- _THE TASK_: Copy out each line of the listing that has the word "ylabel" in it.

Excerpts from a figure dataset:
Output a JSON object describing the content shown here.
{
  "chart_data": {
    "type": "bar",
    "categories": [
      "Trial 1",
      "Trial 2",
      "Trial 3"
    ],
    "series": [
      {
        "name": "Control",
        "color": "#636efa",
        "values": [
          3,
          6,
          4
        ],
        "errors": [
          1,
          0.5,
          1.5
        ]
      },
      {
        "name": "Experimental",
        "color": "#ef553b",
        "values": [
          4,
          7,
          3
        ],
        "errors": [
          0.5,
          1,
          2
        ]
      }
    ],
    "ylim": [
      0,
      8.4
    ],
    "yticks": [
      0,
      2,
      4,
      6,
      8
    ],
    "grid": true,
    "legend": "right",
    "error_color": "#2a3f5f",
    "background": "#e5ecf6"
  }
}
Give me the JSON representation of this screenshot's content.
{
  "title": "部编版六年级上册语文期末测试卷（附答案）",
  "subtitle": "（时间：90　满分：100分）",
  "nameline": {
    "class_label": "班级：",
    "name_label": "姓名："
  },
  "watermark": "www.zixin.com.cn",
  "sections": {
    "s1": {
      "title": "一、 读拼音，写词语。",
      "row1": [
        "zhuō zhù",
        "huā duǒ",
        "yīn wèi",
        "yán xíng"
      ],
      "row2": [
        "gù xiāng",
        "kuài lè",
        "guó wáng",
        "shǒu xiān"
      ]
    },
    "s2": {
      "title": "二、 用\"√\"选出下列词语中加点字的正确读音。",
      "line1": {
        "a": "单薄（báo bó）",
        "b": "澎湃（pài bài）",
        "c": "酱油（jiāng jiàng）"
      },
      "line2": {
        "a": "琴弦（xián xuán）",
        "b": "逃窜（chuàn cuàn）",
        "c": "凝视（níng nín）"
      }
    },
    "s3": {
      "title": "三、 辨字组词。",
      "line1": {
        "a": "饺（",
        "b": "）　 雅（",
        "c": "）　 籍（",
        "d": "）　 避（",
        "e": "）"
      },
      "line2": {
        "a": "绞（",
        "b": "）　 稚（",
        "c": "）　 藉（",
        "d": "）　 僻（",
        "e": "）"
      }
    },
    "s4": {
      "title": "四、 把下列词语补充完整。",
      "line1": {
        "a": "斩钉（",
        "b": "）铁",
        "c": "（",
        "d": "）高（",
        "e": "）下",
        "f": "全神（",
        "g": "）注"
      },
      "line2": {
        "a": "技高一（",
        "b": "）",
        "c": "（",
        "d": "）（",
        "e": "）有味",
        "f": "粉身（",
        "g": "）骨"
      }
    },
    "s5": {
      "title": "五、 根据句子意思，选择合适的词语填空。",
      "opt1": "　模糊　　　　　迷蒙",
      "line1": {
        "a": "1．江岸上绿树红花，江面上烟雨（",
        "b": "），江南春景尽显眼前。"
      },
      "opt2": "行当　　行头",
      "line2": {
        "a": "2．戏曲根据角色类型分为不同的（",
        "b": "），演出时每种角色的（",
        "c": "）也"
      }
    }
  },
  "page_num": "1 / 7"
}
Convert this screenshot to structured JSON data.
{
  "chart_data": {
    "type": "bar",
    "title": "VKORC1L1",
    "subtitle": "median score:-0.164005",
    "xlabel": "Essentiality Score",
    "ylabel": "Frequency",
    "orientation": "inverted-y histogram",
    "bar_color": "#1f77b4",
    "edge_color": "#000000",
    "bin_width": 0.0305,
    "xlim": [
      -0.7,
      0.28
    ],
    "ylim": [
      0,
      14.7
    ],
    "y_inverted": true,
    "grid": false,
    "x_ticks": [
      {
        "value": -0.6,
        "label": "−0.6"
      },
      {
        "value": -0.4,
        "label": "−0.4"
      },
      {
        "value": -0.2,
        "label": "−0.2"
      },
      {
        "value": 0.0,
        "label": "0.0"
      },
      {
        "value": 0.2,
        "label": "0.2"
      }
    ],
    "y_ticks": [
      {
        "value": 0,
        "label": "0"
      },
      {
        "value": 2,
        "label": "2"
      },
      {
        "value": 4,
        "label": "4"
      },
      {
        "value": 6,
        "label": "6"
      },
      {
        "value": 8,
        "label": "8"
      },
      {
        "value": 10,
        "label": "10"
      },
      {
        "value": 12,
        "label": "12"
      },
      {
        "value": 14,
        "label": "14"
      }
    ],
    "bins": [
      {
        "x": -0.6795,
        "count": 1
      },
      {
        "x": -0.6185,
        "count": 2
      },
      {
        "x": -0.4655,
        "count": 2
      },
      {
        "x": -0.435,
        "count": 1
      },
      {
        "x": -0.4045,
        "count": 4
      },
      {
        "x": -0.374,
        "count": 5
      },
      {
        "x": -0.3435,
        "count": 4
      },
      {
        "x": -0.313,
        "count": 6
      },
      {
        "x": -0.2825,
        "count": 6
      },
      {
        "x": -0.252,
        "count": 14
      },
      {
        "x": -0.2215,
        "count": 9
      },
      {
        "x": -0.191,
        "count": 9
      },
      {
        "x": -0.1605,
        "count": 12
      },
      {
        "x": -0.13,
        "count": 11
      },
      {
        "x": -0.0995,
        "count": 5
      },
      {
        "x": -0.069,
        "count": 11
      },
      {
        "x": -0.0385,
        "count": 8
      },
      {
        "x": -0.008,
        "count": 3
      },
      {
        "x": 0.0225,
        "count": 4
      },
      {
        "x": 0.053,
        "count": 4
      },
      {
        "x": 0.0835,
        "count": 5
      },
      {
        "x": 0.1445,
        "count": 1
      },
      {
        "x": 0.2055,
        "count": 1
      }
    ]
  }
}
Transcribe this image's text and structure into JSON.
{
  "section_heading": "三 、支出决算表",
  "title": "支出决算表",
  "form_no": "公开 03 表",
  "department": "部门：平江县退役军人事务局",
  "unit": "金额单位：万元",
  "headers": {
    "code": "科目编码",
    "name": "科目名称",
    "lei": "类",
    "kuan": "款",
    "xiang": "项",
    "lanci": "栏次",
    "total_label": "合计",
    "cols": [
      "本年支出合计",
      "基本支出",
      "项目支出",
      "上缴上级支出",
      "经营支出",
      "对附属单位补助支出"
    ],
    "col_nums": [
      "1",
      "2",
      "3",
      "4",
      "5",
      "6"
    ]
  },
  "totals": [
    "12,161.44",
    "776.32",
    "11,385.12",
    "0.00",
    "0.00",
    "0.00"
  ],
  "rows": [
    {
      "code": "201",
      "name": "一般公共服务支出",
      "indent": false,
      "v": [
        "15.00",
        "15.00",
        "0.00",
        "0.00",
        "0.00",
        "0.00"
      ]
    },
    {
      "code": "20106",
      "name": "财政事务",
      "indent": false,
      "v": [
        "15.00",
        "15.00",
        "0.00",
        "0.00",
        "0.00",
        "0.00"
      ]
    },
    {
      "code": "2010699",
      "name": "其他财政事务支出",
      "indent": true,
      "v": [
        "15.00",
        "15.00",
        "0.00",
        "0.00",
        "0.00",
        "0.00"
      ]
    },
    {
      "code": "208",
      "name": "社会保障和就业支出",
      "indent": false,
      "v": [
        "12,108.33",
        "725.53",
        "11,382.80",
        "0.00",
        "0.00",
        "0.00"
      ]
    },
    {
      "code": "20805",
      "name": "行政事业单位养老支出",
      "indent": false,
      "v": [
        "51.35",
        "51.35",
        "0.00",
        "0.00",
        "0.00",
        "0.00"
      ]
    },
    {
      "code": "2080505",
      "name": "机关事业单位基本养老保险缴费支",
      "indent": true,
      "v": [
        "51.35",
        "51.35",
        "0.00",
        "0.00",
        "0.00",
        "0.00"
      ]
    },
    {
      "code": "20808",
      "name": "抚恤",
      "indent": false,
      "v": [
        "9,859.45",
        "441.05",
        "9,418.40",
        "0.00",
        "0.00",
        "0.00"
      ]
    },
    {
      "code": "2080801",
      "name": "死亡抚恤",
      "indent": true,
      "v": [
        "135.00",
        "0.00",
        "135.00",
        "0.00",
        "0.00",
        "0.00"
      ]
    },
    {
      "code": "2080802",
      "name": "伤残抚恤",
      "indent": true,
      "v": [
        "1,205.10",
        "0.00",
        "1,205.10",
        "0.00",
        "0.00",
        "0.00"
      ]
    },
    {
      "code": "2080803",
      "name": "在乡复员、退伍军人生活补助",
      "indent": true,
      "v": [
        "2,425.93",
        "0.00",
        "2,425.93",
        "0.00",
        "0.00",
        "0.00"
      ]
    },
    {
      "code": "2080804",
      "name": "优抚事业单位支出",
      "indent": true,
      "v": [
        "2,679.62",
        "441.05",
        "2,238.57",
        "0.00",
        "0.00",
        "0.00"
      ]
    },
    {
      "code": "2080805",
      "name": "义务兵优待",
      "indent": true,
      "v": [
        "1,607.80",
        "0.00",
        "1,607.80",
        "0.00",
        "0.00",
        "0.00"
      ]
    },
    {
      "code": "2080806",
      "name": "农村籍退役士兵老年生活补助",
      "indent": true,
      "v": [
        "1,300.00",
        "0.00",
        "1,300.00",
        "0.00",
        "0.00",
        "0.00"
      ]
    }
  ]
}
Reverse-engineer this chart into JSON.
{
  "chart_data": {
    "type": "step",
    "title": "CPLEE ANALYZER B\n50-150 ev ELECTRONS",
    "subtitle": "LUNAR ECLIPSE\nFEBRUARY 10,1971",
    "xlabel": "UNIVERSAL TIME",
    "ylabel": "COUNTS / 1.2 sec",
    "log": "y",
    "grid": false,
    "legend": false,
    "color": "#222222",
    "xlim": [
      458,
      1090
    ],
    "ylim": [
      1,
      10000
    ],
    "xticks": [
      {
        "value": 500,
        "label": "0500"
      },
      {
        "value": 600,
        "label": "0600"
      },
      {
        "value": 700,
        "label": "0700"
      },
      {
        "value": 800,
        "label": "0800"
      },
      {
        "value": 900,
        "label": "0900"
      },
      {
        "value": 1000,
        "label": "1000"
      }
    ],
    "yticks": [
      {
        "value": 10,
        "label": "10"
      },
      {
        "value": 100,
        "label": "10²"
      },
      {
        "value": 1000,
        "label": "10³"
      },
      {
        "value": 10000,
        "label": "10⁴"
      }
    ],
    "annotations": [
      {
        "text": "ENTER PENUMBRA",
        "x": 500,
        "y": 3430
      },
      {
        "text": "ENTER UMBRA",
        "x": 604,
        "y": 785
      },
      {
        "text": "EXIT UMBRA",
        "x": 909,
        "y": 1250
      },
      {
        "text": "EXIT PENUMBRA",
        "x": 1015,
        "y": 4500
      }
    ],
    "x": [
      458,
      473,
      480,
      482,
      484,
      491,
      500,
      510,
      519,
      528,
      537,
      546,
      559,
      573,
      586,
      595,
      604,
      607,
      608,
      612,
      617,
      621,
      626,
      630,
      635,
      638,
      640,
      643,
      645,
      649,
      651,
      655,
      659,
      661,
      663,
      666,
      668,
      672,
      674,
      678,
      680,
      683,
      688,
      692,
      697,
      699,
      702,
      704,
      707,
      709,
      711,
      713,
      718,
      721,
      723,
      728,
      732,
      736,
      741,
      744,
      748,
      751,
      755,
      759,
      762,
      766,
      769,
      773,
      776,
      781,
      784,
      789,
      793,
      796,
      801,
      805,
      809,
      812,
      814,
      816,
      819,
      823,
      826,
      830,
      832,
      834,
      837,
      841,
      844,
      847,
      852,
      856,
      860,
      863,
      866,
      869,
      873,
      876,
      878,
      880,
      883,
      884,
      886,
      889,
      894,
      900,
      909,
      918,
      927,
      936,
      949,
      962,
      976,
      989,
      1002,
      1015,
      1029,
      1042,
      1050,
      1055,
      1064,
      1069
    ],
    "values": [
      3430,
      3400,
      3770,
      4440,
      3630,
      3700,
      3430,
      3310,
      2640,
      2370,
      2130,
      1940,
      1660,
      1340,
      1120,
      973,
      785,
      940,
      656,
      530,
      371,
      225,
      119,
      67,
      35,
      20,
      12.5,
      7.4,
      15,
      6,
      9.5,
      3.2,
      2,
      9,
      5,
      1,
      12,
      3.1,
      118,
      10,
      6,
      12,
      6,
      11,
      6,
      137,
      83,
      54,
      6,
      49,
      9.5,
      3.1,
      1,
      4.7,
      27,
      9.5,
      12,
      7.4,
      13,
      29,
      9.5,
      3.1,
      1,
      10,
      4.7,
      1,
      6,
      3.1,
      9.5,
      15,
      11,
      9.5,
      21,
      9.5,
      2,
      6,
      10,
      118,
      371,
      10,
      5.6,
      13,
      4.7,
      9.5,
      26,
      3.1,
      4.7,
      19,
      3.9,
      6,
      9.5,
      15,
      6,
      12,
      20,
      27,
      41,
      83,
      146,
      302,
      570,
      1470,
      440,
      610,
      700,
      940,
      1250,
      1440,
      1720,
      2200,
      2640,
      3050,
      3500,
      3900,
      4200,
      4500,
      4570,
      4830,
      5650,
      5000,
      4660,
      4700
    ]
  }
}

- _TASK RESPONSE_:
    "ylabel": "Frequency",
    "ylabel": "COUNTS / 1.2 sec",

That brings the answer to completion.